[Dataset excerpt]

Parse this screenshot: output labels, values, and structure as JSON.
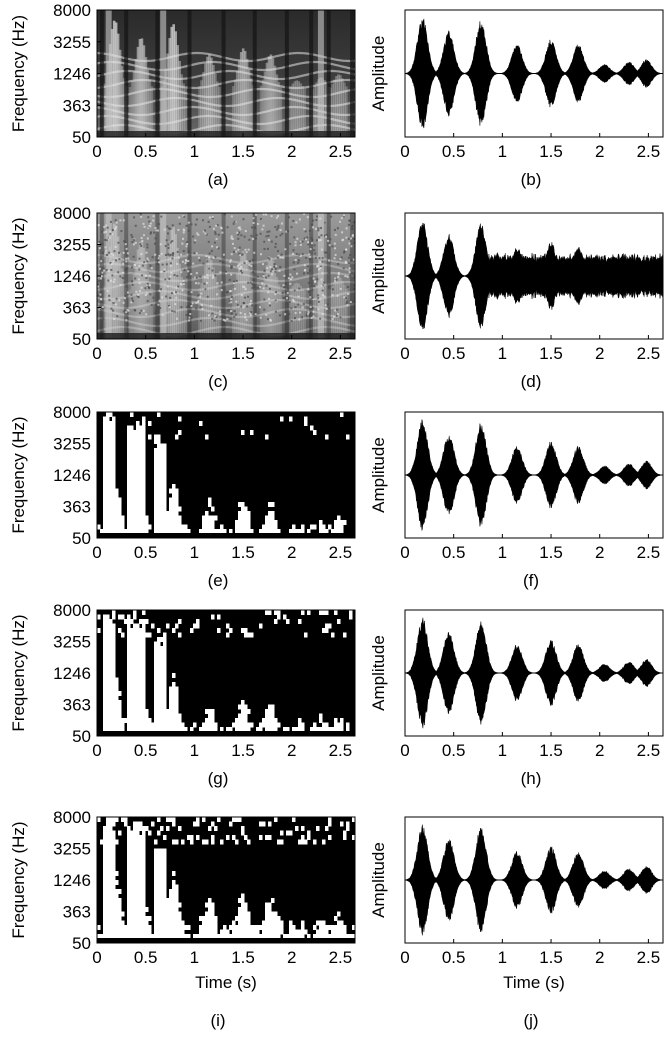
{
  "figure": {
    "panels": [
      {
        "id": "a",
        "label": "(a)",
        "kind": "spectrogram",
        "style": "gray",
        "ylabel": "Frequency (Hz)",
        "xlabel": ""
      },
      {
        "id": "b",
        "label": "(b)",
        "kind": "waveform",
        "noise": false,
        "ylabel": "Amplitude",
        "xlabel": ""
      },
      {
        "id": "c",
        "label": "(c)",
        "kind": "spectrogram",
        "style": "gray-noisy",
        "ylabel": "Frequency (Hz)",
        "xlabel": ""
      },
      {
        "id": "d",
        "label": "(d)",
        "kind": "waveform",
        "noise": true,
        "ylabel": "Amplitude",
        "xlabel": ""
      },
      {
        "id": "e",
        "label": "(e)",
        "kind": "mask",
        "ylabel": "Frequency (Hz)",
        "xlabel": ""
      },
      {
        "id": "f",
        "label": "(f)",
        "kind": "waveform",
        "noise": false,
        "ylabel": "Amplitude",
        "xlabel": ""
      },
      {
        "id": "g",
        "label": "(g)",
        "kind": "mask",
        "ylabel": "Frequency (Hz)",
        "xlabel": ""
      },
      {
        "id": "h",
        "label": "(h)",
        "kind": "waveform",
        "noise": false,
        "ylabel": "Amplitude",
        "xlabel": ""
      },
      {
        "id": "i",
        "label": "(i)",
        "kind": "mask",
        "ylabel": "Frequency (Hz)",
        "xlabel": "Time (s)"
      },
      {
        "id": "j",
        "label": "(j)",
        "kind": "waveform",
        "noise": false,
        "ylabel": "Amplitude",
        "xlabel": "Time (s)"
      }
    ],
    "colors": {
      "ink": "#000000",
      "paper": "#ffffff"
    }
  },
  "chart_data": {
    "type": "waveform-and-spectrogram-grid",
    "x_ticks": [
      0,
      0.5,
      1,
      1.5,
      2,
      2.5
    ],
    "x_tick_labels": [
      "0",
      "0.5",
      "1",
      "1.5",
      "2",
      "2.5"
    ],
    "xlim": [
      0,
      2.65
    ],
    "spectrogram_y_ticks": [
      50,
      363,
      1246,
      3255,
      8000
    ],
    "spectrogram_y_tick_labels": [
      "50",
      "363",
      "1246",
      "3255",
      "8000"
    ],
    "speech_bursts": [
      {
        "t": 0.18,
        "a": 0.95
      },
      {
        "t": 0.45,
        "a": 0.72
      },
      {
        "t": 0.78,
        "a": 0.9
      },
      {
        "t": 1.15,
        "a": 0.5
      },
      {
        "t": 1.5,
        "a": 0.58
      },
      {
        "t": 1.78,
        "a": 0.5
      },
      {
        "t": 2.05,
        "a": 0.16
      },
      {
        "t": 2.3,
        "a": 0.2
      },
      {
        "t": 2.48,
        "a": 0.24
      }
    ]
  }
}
* * *
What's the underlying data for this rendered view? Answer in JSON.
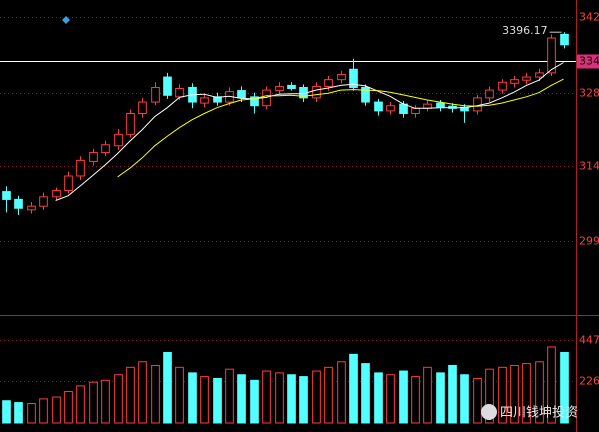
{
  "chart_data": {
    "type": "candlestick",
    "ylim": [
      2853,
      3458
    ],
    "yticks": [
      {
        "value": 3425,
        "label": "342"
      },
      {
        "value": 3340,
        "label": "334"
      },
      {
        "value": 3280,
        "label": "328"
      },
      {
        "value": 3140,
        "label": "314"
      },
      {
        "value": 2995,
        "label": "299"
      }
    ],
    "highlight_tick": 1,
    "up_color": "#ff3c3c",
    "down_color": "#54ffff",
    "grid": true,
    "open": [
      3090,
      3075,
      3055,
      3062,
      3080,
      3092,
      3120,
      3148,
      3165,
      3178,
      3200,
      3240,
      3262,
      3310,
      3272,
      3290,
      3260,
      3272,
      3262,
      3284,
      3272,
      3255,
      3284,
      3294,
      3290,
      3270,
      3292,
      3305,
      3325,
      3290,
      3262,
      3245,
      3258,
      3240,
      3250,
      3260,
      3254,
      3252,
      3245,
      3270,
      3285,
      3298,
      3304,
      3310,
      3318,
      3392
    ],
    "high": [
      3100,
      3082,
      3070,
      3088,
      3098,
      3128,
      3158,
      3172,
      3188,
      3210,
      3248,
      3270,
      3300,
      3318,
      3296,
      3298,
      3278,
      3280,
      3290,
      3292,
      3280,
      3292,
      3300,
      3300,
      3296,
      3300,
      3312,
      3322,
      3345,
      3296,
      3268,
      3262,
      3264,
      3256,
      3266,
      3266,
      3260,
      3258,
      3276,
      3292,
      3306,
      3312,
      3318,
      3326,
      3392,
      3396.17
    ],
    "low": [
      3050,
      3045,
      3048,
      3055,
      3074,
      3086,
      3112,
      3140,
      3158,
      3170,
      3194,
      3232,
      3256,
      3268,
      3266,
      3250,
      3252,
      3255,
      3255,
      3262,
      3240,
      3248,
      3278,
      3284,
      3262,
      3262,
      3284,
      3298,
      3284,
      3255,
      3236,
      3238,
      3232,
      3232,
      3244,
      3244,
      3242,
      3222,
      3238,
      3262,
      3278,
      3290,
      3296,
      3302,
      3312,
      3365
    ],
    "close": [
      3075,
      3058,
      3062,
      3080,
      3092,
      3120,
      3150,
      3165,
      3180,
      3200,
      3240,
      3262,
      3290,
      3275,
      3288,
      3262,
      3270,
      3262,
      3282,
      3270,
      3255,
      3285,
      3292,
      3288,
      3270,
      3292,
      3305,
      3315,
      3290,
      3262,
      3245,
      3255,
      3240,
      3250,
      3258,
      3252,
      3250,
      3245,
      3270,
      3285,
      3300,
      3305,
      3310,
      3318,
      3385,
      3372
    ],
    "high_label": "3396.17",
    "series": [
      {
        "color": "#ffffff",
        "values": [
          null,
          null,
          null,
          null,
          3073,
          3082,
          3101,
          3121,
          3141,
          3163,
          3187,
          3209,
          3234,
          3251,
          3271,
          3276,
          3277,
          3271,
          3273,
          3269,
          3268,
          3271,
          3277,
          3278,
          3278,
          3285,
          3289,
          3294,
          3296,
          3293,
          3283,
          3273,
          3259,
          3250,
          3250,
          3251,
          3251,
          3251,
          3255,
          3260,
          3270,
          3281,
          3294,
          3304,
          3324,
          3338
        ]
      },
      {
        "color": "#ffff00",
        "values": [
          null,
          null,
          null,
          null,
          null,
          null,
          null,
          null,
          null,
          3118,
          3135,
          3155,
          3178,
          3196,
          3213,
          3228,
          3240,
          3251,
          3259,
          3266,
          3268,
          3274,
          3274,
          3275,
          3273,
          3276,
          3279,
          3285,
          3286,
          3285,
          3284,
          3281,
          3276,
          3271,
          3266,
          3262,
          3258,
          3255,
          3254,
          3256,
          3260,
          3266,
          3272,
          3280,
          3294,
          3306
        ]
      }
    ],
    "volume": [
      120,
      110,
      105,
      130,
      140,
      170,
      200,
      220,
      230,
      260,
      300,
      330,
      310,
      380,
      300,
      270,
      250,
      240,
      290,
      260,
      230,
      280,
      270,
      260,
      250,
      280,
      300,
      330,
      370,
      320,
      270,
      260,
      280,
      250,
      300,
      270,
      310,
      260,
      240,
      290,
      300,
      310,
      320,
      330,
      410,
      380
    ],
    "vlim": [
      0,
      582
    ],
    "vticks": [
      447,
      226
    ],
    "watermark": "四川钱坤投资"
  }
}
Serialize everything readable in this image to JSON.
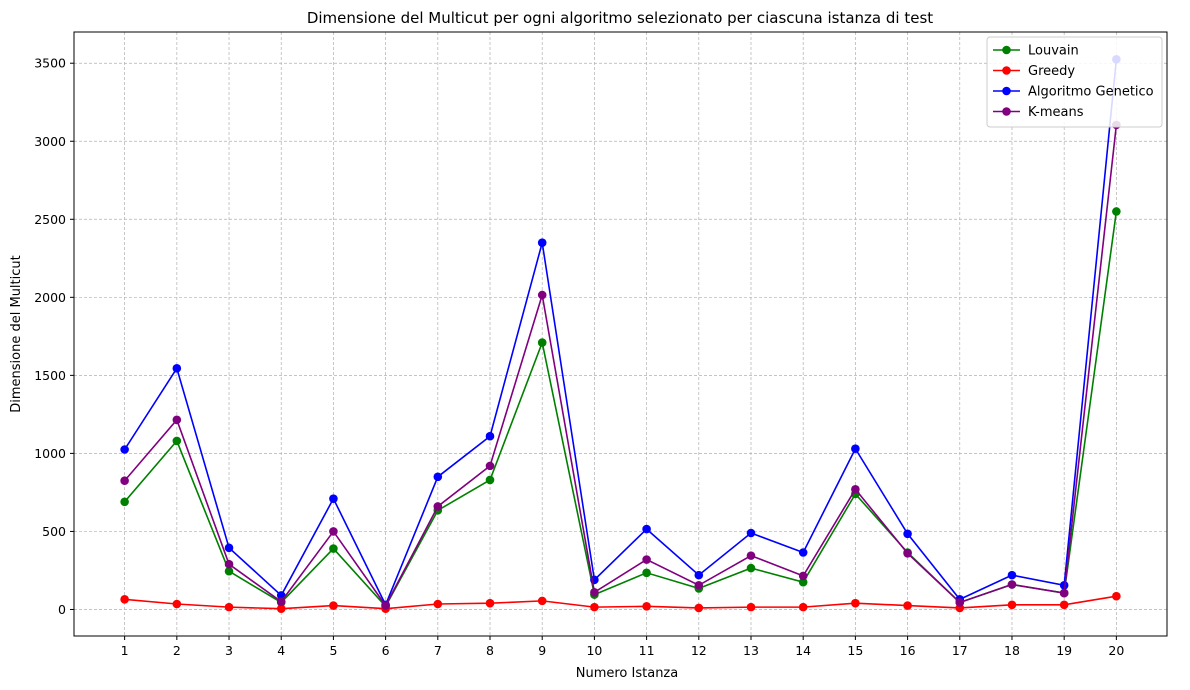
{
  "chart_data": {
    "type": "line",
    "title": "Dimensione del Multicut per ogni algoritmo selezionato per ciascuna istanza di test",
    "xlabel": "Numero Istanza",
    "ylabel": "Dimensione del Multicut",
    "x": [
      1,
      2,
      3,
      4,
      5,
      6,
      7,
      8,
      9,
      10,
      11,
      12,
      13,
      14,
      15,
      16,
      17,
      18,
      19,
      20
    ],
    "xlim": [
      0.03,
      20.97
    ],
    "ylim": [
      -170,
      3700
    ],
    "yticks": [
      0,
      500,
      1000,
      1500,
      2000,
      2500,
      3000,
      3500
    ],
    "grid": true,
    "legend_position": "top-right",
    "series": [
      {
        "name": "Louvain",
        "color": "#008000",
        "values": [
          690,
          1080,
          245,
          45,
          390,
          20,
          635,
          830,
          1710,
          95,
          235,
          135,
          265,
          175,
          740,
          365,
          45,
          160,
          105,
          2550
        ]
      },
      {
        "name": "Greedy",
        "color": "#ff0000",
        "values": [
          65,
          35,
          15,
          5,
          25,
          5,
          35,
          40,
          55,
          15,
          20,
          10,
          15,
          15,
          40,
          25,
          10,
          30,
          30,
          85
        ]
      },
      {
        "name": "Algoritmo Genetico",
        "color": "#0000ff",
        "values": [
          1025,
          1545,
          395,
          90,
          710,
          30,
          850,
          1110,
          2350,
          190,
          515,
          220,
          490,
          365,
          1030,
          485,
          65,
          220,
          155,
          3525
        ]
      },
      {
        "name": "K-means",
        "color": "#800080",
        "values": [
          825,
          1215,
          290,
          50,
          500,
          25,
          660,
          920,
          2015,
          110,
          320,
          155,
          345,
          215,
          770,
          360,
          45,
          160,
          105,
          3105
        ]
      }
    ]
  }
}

» Exercise brief: Return each line that includes "Dimensione".

» Final result:
    "title": "Dimensione del Multicut per ogni algoritmo selezionato per ciascuna istanza di test",
    "ylabel": "Dimensione del Multicut",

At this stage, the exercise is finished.